▶ **Task objective**:
Lines containing the word "流水侵蚀" are the ones to copy from the records below.

▶ **Records for this task**:
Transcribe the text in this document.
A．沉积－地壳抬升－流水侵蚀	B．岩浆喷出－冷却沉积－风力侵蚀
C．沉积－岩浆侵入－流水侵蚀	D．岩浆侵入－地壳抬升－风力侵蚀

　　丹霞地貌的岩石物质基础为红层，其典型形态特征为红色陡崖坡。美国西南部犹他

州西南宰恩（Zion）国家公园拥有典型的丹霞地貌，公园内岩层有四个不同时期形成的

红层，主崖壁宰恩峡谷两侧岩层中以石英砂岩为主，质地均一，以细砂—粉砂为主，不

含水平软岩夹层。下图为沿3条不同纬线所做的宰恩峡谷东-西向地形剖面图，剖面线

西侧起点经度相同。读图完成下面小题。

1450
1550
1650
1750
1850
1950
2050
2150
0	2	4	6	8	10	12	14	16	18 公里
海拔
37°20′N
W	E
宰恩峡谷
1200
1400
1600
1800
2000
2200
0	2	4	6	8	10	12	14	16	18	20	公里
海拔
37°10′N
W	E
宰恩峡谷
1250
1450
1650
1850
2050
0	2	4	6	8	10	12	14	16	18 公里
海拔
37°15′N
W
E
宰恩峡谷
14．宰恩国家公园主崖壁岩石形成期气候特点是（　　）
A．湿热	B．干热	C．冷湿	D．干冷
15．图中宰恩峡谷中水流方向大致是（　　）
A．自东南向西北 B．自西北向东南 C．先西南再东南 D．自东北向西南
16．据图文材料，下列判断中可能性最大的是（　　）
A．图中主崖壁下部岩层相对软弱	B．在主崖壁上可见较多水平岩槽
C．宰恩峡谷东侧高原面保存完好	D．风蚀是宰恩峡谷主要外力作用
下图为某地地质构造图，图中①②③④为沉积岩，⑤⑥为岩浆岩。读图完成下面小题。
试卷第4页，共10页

--

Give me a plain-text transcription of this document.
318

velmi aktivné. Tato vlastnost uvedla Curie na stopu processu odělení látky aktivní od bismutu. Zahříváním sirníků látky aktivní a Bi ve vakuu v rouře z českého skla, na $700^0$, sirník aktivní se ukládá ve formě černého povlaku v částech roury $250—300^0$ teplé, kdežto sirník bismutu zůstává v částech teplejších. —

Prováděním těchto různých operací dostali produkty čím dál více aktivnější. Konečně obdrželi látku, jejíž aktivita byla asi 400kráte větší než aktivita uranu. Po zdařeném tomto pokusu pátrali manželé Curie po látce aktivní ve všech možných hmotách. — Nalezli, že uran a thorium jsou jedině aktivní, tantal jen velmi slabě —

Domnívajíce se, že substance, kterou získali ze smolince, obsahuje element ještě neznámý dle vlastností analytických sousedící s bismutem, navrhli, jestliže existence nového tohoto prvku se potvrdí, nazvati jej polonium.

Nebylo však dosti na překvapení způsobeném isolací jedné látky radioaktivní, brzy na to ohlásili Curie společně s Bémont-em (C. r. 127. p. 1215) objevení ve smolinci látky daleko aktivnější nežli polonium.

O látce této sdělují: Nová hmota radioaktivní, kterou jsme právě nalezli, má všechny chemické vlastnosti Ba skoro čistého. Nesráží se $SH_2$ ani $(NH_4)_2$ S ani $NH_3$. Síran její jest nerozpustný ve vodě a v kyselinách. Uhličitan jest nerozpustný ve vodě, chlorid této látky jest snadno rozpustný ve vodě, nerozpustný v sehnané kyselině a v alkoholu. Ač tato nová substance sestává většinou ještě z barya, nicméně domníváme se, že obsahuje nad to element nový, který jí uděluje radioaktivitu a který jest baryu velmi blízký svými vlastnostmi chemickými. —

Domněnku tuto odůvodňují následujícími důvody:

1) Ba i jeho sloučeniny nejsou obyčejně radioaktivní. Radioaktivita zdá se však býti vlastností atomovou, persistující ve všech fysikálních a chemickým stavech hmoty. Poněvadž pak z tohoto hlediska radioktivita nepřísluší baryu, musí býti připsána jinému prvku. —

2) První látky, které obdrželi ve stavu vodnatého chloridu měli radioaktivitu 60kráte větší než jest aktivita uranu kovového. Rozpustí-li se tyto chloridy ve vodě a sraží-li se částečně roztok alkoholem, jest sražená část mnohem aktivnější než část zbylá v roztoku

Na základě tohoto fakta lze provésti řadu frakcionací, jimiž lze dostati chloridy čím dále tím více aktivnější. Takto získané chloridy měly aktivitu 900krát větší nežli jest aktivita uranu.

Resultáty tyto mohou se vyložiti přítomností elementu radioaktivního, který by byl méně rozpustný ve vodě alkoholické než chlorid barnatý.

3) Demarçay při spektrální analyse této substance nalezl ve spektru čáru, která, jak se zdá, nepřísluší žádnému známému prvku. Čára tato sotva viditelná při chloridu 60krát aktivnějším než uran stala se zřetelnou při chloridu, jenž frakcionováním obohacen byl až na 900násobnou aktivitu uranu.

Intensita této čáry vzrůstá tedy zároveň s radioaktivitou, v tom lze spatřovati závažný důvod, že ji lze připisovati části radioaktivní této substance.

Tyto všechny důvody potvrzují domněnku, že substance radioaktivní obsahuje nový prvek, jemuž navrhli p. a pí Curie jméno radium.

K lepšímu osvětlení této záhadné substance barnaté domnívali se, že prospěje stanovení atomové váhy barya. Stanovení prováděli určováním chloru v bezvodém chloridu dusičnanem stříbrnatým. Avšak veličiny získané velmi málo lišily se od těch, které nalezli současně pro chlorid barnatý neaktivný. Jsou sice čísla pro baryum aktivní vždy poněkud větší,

▶ **Output of the task**:
A．沉积－地壳抬升－流水侵蚀	B．岩浆喷出－冷却沉积－风力侵蚀
C．沉积－岩浆侵入－流水侵蚀	D．岩浆侵入－地壳抬升－风力侵蚀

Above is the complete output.